EXERCISE AIM :: Print out the entries below with no edits.

Collected data:
☆ ☆ ☆ ☆ ☆
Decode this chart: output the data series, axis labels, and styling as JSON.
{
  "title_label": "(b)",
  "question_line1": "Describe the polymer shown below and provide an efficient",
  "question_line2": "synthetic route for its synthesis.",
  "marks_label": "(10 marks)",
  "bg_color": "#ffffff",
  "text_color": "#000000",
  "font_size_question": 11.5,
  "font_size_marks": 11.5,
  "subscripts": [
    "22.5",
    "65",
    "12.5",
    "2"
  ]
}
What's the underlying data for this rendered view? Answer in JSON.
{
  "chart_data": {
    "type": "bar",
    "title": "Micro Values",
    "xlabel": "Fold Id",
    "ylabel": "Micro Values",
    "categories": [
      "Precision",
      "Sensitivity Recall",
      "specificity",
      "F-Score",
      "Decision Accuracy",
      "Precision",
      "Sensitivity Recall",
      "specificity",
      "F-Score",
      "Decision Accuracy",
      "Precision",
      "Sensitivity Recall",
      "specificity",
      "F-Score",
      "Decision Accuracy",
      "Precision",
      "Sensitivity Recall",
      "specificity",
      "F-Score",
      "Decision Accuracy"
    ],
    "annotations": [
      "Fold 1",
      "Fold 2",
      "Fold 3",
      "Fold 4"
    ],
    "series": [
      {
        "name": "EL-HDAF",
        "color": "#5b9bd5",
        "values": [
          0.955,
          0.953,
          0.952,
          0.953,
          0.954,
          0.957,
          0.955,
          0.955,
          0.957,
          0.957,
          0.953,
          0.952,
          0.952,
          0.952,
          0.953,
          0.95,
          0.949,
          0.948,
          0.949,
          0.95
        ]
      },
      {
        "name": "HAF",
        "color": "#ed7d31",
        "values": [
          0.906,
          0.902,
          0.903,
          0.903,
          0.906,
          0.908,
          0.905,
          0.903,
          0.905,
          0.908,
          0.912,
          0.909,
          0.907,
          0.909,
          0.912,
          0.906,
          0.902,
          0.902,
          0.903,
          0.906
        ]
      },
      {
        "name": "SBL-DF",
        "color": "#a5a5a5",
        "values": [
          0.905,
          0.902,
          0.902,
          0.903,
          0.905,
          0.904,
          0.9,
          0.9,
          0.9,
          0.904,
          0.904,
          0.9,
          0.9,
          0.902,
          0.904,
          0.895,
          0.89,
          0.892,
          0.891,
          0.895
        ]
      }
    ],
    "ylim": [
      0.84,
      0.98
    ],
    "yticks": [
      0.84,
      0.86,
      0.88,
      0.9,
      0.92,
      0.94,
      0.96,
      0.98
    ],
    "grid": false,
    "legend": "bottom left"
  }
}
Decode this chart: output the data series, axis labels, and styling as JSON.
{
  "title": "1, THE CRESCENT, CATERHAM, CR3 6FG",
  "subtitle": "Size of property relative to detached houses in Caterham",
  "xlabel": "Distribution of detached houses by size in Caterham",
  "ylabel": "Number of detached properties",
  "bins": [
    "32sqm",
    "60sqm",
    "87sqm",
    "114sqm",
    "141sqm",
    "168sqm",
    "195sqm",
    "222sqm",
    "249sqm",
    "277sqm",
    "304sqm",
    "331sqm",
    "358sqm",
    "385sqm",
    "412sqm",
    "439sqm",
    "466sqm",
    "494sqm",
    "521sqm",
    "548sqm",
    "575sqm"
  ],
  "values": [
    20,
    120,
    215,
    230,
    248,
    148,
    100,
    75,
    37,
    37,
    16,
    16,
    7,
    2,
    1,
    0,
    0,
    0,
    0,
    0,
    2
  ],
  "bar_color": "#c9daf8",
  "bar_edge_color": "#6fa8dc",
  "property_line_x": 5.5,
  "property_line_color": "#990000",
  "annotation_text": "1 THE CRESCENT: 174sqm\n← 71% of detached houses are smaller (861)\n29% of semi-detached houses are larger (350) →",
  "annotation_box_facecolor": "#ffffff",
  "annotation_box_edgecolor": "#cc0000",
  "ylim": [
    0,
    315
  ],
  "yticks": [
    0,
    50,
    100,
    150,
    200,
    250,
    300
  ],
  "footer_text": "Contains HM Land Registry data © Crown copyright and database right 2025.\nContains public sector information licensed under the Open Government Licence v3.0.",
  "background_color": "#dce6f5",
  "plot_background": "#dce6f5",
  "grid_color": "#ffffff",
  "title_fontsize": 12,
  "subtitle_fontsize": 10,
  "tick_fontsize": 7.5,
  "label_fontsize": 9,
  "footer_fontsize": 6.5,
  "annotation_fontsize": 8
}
☆ ☆ ☆ ☆ ☆
OUTPUT FOR THIS EXERCISE ::
Decode this chart: output the data series, axis labels, and styling as JSON.
{
  "title_label": "(b)",
  "question_line1": "Describe the polymer shown below and provide an efficient",
  "question_line2": "synthetic route for its synthesis.",
  "marks_label": "(10 marks)",
  "bg_color": "#ffffff",
  "text_color": "#000000",
  "font_size_question": 11.5,
  "font_size_marks": 11.5,
  "subscripts": [
    "22.5",
    "65",
    "12.5",
    "2"
  ]
}
What's the underlying data for this rendered view? Answer in JSON.
{
  "chart_data": {
    "type": "bar",
    "title": "Micro Values",
    "xlabel": "Fold Id",
    "ylabel": "Micro Values",
    "categories": [
      "Precision",
      "Sensitivity Recall",
      "specificity",
      "F-Score",
      "Decision Accuracy",
      "Precision",
      "Sensitivity Recall",
      "specificity",
      "F-Score",
      "Decision Accuracy",
      "Precision",
      "Sensitivity Recall",
      "specificity",
      "F-Score",
      "Decision Accuracy",
      "Precision",
      "Sensitivity Recall",
      "specificity",
      "F-Score",
      "Decision Accuracy"
    ],
    "annotations": [
      "Fold 1",
      "Fold 2",
      "Fold 3",
      "Fold 4"
    ],
    "series": [
      {
        "name": "EL-HDAF",
        "color": "#5b9bd5",
        "values": [
          0.955,
          0.953,
          0.952,
          0.953,
          0.954,
          0.957,
          0.955,
          0.955,
          0.957,
          0.957,
          0.953,
          0.952,
          0.952,
          0.952,
          0.953,
          0.95,
          0.949,
          0.948,
          0.949,
          0.95
        ]
      },
      {
        "name": "HAF",
        "color": "#ed7d31",
        "values": [
          0.906,
          0.902,
          0.903,
          0.903,
          0.906,
          0.908,
          0.905,
          0.903,
          0.905,
          0.908,
          0.912,
          0.909,
          0.907,
          0.909,
          0.912,
          0.906,
          0.902,
          0.902,
          0.903,
          0.906
        ]
      },
      {
        "name": "SBL-DF",
        "color": "#a5a5a5",
        "values": [
          0.905,
          0.902,
          0.902,
          0.903,
          0.905,
          0.904,
          0.9,
          0.9,
          0.9,
          0.904,
          0.904,
          0.9,
          0.9,
          0.902,
          0.904,
          0.895,
          0.89,
          0.892,
          0.891,
          0.895
        ]
      }
    ],
    "ylim": [
      0.84,
      0.98
    ],
    "yticks": [
      0.84,
      0.86,
      0.88,
      0.9,
      0.92,
      0.94,
      0.96,
      0.98
    ],
    "grid": false,
    "legend": "bottom left"
  }
}
Decode this chart: output the data series, axis labels, and styling as JSON.
{
  "title": "1, THE CRESCENT, CATERHAM, CR3 6FG",
  "subtitle": "Size of property relative to detached houses in Caterham",
  "xlabel": "Distribution of detached houses by size in Caterham",
  "ylabel": "Number of detached properties",
  "bins": [
    "32sqm",
    "60sqm",
    "87sqm",
    "114sqm",
    "141sqm",
    "168sqm",
    "195sqm",
    "222sqm",
    "249sqm",
    "277sqm",
    "304sqm",
    "331sqm",
    "358sqm",
    "385sqm",
    "412sqm",
    "439sqm",
    "466sqm",
    "494sqm",
    "521sqm",
    "548sqm",
    "575sqm"
  ],
  "values": [
    20,
    120,
    215,
    230,
    248,
    148,
    100,
    75,
    37,
    37,
    16,
    16,
    7,
    2,
    1,
    0,
    0,
    0,
    0,
    0,
    2
  ],
  "bar_color": "#c9daf8",
  "bar_edge_color": "#6fa8dc",
  "property_line_x": 5.5,
  "property_line_color": "#990000",
  "annotation_text": "1 THE CRESCENT: 174sqm\n← 71% of detached houses are smaller (861)\n29% of semi-detached houses are larger (350) →",
  "annotation_box_facecolor": "#ffffff",
  "annotation_box_edgecolor": "#cc0000",
  "ylim": [
    0,
    315
  ],
  "yticks": [
    0,
    50,
    100,
    150,
    200,
    250,
    300
  ],
  "footer_text": "Contains HM Land Registry data © Crown copyright and database right 2025.\nContains public sector information licensed under the Open Government Licence v3.0.",
  "background_color": "#dce6f5",
  "plot_background": "#dce6f5",
  "grid_color": "#ffffff",
  "title_fontsize": 12,
  "subtitle_fontsize": 10,
  "tick_fontsize": 7.5,
  "label_fontsize": 9,
  "footer_fontsize": 6.5,
  "annotation_fontsize": 8
}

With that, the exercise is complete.